| Record extracts |
╔══
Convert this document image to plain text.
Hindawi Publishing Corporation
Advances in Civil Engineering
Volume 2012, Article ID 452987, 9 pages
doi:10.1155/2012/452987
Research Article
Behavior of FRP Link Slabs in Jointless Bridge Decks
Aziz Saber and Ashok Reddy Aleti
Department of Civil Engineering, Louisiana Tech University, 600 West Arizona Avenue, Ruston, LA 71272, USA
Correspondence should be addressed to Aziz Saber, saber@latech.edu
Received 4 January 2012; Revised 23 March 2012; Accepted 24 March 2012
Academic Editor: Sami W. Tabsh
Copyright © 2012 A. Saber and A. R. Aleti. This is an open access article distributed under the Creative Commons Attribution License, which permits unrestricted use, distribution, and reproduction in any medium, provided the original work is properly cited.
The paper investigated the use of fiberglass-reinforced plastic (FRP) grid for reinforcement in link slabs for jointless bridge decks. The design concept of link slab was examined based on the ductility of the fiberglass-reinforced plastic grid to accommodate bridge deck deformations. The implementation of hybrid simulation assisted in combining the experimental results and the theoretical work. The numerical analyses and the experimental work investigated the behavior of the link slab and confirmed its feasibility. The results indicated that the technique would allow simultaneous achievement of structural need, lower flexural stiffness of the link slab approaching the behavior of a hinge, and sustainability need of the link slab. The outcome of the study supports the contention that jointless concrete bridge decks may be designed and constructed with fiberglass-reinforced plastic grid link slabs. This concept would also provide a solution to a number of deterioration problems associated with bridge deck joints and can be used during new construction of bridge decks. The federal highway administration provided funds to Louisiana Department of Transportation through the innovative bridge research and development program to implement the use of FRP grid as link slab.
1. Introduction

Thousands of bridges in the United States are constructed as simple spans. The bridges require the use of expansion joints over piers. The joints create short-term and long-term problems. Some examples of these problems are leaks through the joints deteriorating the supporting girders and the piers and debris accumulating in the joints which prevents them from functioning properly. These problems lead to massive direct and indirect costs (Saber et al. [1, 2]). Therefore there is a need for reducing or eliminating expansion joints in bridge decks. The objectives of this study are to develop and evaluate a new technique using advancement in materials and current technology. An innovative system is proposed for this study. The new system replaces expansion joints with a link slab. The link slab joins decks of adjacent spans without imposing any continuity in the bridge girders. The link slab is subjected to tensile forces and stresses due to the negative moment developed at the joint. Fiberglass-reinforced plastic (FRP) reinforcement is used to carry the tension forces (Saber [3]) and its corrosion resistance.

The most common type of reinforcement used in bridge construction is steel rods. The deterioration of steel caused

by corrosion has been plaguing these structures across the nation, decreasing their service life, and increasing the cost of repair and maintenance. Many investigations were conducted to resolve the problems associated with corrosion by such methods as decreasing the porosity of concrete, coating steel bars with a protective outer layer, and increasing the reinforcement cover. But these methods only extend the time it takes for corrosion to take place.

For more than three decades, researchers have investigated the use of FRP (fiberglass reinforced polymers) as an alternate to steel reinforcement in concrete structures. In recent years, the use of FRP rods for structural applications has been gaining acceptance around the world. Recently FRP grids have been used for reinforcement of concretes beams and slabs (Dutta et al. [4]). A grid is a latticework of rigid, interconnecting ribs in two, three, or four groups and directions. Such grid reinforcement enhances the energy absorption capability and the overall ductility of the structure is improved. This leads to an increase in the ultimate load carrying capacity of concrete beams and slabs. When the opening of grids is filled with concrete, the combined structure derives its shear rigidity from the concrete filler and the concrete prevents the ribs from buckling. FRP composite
╚══
| Written exercise |
Search the listing for the word "Aziz". Copy every line in which it occurs.

| Answer in full |
Aziz Saber and Ashok Reddy Aleti
Correspondence should be addressed to Aziz Saber, saber@latech.edu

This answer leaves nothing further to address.